_WORK TO BE COMPLETED_
Omit the images, then print each record below exactly as it reads.

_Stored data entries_
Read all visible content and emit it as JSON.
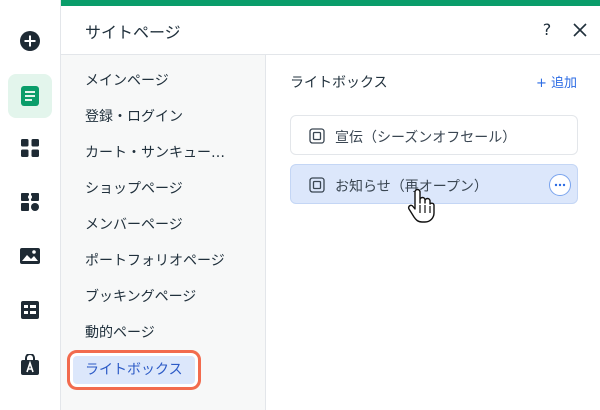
{
  "panel": {
    "title": "サイトページ",
    "help_label": "?"
  },
  "rail": {
    "icons": [
      "add-icon",
      "pages-icon",
      "apps-icon",
      "puzzle-icon",
      "media-icon",
      "cms-icon",
      "app-market-icon"
    ],
    "active": "pages-icon"
  },
  "categories": [
    "メインページ",
    "登録・ログイン",
    "カート・サンキュー…",
    "ショップページ",
    "メンバーページ",
    "ポートフォリオページ",
    "ブッキングページ",
    "動的ページ",
    "ライトボックス"
  ],
  "selected_category": "ライトボックス",
  "section": {
    "title": "ライトボックス",
    "add_label": "+ 追加"
  },
  "pages": [
    {
      "label": "宣伝（シーズンオフセール）"
    },
    {
      "label": "お知らせ（再オープン）"
    }
  ],
  "colors": {
    "accent": "#0a9d6a",
    "link": "#2b6be4",
    "selected_bg": "#dce7fb",
    "highlight": "#f26b4e"
  }
}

_TASK SOLUTION_
Read all visible content and emit it as JSON.
{
  "panel": {
    "title": "サイトページ",
    "help_label": "?"
  },
  "rail": {
    "icons": [
      "add-icon",
      "pages-icon",
      "apps-icon",
      "puzzle-icon",
      "media-icon",
      "cms-icon",
      "app-market-icon"
    ],
    "active": "pages-icon"
  },
  "categories": [
    "メインページ",
    "登録・ログイン",
    "カート・サンキュー…",
    "ショップページ",
    "メンバーページ",
    "ポートフォリオページ",
    "ブッキングページ",
    "動的ページ",
    "ライトボックス"
  ],
  "selected_category": "ライトボックス",
  "section": {
    "title": "ライトボックス",
    "add_label": "+ 追加"
  },
  "pages": [
    {
      "label": "宣伝（シーズンオフセール）"
    },
    {
      "label": "お知らせ（再オープン）"
    }
  ],
  "colors": {
    "accent": "#0a9d6a",
    "link": "#2b6be4",
    "selected_bg": "#dce7fb",
    "highlight": "#f26b4e"
  }
}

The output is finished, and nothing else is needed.